EXTRACTED RECORDS »
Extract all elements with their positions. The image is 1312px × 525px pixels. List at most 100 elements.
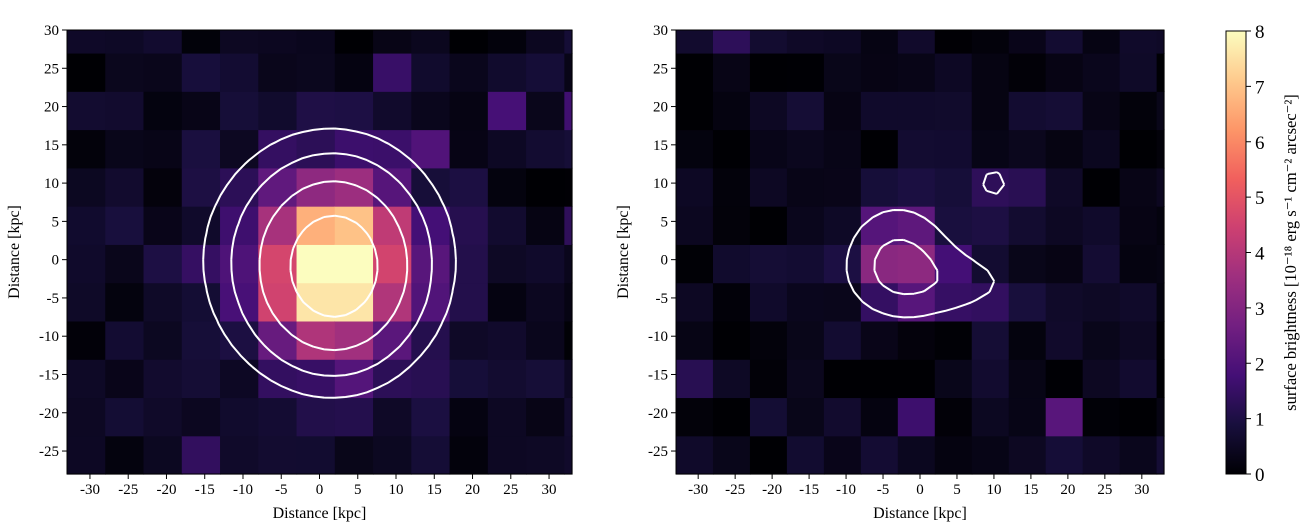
heatmap-pixel: [373, 435, 412, 475]
heatmap-pixel: [487, 167, 527, 207]
heatmap-pixel: [1082, 359, 1121, 399]
heatmap-pixel: [220, 282, 259, 322]
heatmap-pixel: [934, 129, 973, 169]
x-tick-label: -25: [118, 482, 138, 498]
x-tick-label: -20: [762, 482, 782, 498]
x-tick-label: 15: [1023, 482, 1038, 498]
heatmap-pixel: [487, 435, 527, 475]
heatmap-pixel: [749, 435, 788, 475]
y-tick-label: 15: [44, 138, 59, 154]
heatmap-pixel: [181, 129, 221, 169]
heatmap-pixel: [1119, 320, 1158, 360]
heatmap-pixel: [860, 167, 899, 207]
heatmap-pixel: [526, 359, 565, 399]
heatmap-pixel: [712, 359, 751, 399]
heatmap-pixel: [143, 320, 183, 360]
heatmap-pixel: [786, 435, 825, 475]
heatmap-pixel: [1082, 282, 1121, 322]
heatmap-pixel: [411, 52, 451, 92]
heatmap-pixel: [373, 397, 412, 437]
heatmap-pixel: [487, 282, 527, 322]
heatmap-pixel: [749, 282, 788, 322]
heatmap-pixel: [105, 435, 145, 475]
heatmap-pixel: [67, 435, 106, 475]
heatmap-pixel: [487, 397, 527, 437]
heatmap-pixel: [373, 129, 412, 169]
colorbar-tick-label: 4: [1255, 244, 1265, 265]
heatmap-pixel: [676, 435, 714, 475]
heatmap-pixel: [1156, 129, 1165, 169]
heatmap-pixel: [411, 359, 451, 399]
y-tick-label: 25: [653, 61, 668, 77]
heatmap-pixel: [786, 91, 825, 131]
heatmap-pixel: [1082, 52, 1121, 92]
heatmap-pixel: [220, 129, 259, 169]
heatmap-pixel: [67, 206, 106, 245]
y-tick-label: -10: [648, 329, 668, 345]
x-tick-label: -15: [799, 482, 819, 498]
heatmap-pixel: [564, 282, 573, 322]
heatmap-pixel: [526, 167, 565, 207]
heatmap-pixel: [897, 320, 936, 360]
heatmap-pixel: [220, 435, 259, 475]
y-tick-label: 0: [52, 253, 60, 269]
heatmap-pixel: [786, 129, 825, 169]
heatmap-pixel: [1119, 435, 1158, 475]
heatmap-pixel: [749, 397, 788, 437]
heatmap-pixel: [749, 244, 788, 284]
heatmap-pixel: [67, 244, 106, 284]
heatmap-pixel: [258, 91, 298, 131]
heatmap-pixel: [860, 52, 899, 92]
heatmap-pixel: [143, 435, 183, 475]
heatmap-pixel: [786, 359, 825, 399]
heatmap-pixel: [1119, 30, 1158, 54]
heatmap-pixel: [934, 359, 973, 399]
heatmap-pixel: [823, 244, 862, 284]
heatmap-pixel: [296, 52, 336, 92]
heatmap-pixel: [897, 167, 936, 207]
heatmap-pixel: [181, 397, 221, 437]
heatmap-pixels: [67, 30, 573, 475]
x-tick-label: 25: [1097, 482, 1112, 498]
heatmap-pixel: [1119, 244, 1158, 284]
heatmap-pixel: [411, 167, 451, 207]
heatmap-pixel: [296, 91, 336, 131]
heatmap-pixel: [1045, 435, 1084, 475]
heatmap-pixel: [564, 320, 573, 360]
heatmap-pixel: [564, 244, 573, 284]
colorbar-tick-label: 7: [1255, 77, 1265, 98]
heatmap-pixel: [1156, 52, 1165, 92]
heatmap-pixel: [860, 435, 899, 475]
heatmap-pixel: [1045, 244, 1084, 284]
heatmap-pixel: [181, 435, 221, 475]
y-tick-label: -25: [648, 444, 668, 460]
heatmap-pixel: [143, 206, 183, 245]
contour-line: [845, 171, 1006, 319]
heatmap-pixel: [258, 30, 298, 54]
heatmap-pixel: [181, 359, 221, 399]
heatmap-pixel: [181, 320, 221, 360]
colorbar-tick-label: 3: [1255, 299, 1265, 320]
heatmap-pixel: [786, 52, 825, 92]
heatmap-pixel: [526, 129, 565, 169]
heatmap-pixel: [897, 91, 936, 131]
heatmap-pixel: [258, 282, 298, 322]
heatmap-pixel: [220, 91, 259, 131]
heatmap-pixel: [1156, 244, 1165, 284]
heatmap-pixel: [564, 129, 573, 169]
heatmap-pixel: [143, 30, 183, 54]
contours: [845, 171, 1006, 319]
heatmap-pixel: [971, 206, 1010, 245]
heatmap-pixel: [449, 282, 489, 322]
heatmap-pixel: [971, 129, 1010, 169]
heatmap-pixel: [1156, 206, 1165, 245]
heatmap-pixel: [449, 52, 489, 92]
heatmap-pixel: [934, 320, 973, 360]
heatmap-pixel: [105, 320, 145, 360]
heatmap-pixel: [934, 52, 973, 92]
heatmap-pixel: [712, 282, 751, 322]
heatmap-pixel: [823, 206, 862, 245]
x-axis-label: Distance [kpc]: [273, 505, 367, 522]
heatmap-pixel: [934, 91, 973, 131]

AIM » Put every line of the items above into a Markdown table with the columns Row and Line, numbering each row and skipping blank lines. Leave out the pictures.

EXERCISE RESULT »
| Row | Line |
|---|---|
| 1 | Extract all elements with their positions. The image is 1312px × 525px pixels. List at most 100 elements. |
| 2 | heatmap-pixel: [373, 435, 412, 475] |
| 3 | heatmap-pixel: [487, 167, 527, 207] |
| 4 | heatmap-pixel: [1082, 359, 1121, 399] |
| 5 | heatmap-pixel: [220, 282, 259, 322] |
| 6 | heatmap-pixel: [934, 129, 973, 169] |
| 7 | x-tick-label: -25: [118, 482, 138, 498] |
| 8 | x-tick-label: -20: [762, 482, 782, 498] |
| 9 | x-tick-label: 15: [1023, 482, 1038, 498] |
| 10 | heatmap-pixel: [487, 435, 527, 475] |
| 11 | heatmap-pixel: [749, 435, 788, 475] |
| 12 | y-tick-label: 15: [44, 138, 59, 154] |
| 13 | heatmap-pixel: [181, 129, 221, 169] |
| 14 | heatmap-pixel: [1119, 320, 1158, 360] |
| 15 | heatmap-pixel: [860, 167, 899, 207] |
| 16 | heatmap-pixel: [526, 359, 565, 399] |
| 17 | heatmap-pixel: [712, 359, 751, 399] |
| 18 | heatmap-pixel: [143, 320, 183, 360] |
| 19 | heatmap-pixel: [786, 435, 825, 475] |
| 20 | heatmap-pixel: [1082, 282, 1121, 322] |
| 21 | heatmap-pixel: [411, 52, 451, 92] |
| 22 | heatmap-pixel: [373, 397, 412, 437] |
| 23 | heatmap-pixel: [487, 282, 527, 322] |
| 24 | heatmap-pixel: [749, 282, 788, 322] |
| 25 | heatmap-pixel: [105, 435, 145, 475] |
| 26 | heatmap-pixel: [67, 435, 106, 475] |
| 27 | heatmap-pixel: [487, 397, 527, 437] |
| 28 | heatmap-pixel: [373, 129, 412, 169] |
| 29 | colorbar-tick-label: 4: [1255, 244, 1265, 265] |
| 30 | heatmap-pixel: [676, 435, 714, 475] |
| 31 | heatmap-pixel: [1156, 129, 1165, 169] |
| 32 | heatmap-pixel: [411, 359, 451, 399] |
| 33 | y-tick-label: 25: [653, 61, 668, 77] |
| 34 | heatmap-pixel: [786, 91, 825, 131] |
| 35 | heatmap-pixel: [1082, 52, 1121, 92] |
| 36 | heatmap-pixel: [220, 129, 259, 169] |
| 37 | heatmap-pixel: [67, 206, 106, 245] |
| 38 | y-tick-label: -10: [648, 329, 668, 345] |
| 39 | x-tick-label: -15: [799, 482, 819, 498] |
| 40 | heatmap-pixel: [564, 282, 573, 322] |
| 41 | heatmap-pixel: [526, 167, 565, 207] |
| 42 | heatmap-pixel: [897, 320, 936, 360] |
| 43 | heatmap-pixel: [220, 435, 259, 475] |
| 44 | y-tick-label: 0: [52, 253, 60, 269] |
| 45 | heatmap-pixel: [786, 129, 825, 169] |
| 46 | heatmap-pixel: [1119, 435, 1158, 475] |
| 47 | heatmap-pixel: [749, 397, 788, 437] |
| 48 | heatmap-pixel: [749, 244, 788, 284] |
| 49 | heatmap-pixel: [67, 244, 106, 284] |
| 50 | heatmap-pixel: [258, 91, 298, 131] |
| 51 | heatmap-pixel: [860, 52, 899, 92] |
| 52 | heatmap-pixel: [143, 435, 183, 475] |
| 53 | heatmap-pixel: [786, 359, 825, 399] |
| 54 | heatmap-pixel: [1119, 30, 1158, 54] |
| 55 | heatmap-pixel: [934, 359, 973, 399] |
| 56 | heatmap-pixel: [823, 244, 862, 284] |
| 57 | heatmap-pixel: [296, 52, 336, 92] |
| 58 | heatmap-pixel: [897, 167, 936, 207] |
| 59 | heatmap-pixel: [181, 397, 221, 437] |
| 60 | heatmap-pixels: [67, 30, 573, 475] |
| 61 | x-tick-label: 25: [1097, 482, 1112, 498] |
| 62 | heatmap-pixel: [1119, 244, 1158, 284] |
| 63 | heatmap-pixel: [411, 167, 451, 207] |
| 64 | heatmap-pixel: [296, 91, 336, 131] |
| 65 | heatmap-pixel: [1045, 435, 1084, 475] |
| 66 | heatmap-pixel: [564, 320, 573, 360] |
| 67 | heatmap-pixel: [564, 244, 573, 284] |
| 68 | colorbar-tick-label: 7: [1255, 77, 1265, 98] |
| 69 | heatmap-pixel: [1156, 52, 1165, 92] |
| 70 | heatmap-pixel: [860, 435, 899, 475] |
| 71 | heatmap-pixel: [1045, 244, 1084, 284] |
| 72 | heatmap-pixel: [181, 435, 221, 475] |
| 73 | y-tick-label: -25: [648, 444, 668, 460] |
| 74 | heatmap-pixel: [143, 206, 183, 245] |
| 75 | contour-line: [845, 171, 1006, 319] |
| 76 | heatmap-pixel: [258, 30, 298, 54] |
| 77 | heatmap-pixel: [181, 359, 221, 399] |
| 78 | heatmap-pixel: [181, 320, 221, 360] |
| 79 | colorbar-tick-label: 3: [1255, 299, 1265, 320] |
| 80 | heatmap-pixel: [786, 52, 825, 92] |
| 81 | heatmap-pixel: [526, 129, 565, 169] |
| 82 | heatmap-pixel: [897, 91, 936, 131] |
| 83 | heatmap-pixel: [258, 282, 298, 322] |
| 84 | heatmap-pixel: [220, 91, 259, 131] |
| 85 | heatmap-pixel: [1156, 244, 1165, 284] |
| 86 | heatmap-pixel: [564, 129, 573, 169] |
| 87 | heatmap-pixel: [143, 30, 183, 54] |
| 88 | contours: [845, 171, 1006, 319] |
| 89 | heatmap-pixel: [971, 206, 1010, 245] |
| 90 | heatmap-pixel: [449, 282, 489, 322] |
| 91 | heatmap-pixel: [971, 129, 1010, 169] |
| 92 | heatmap-pixel: [1156, 206, 1165, 245] |
| 93 | heatmap-pixel: [449, 52, 489, 92] |
| 94 | heatmap-pixel: [934, 320, 973, 360] |
| 95 | heatmap-pixel: [105, 320, 145, 360] |
| 96 | heatmap-pixel: [934, 52, 973, 92] |
| 97 | heatmap-pixel: [712, 282, 751, 322] |
| 98 | heatmap-pixel: [823, 206, 862, 245] |
| 99 | x-axis-label: Distance [kpc]: [273, 505, 367, 522] |
| 100 | heatmap-pixel: [934, 91, 973, 131] |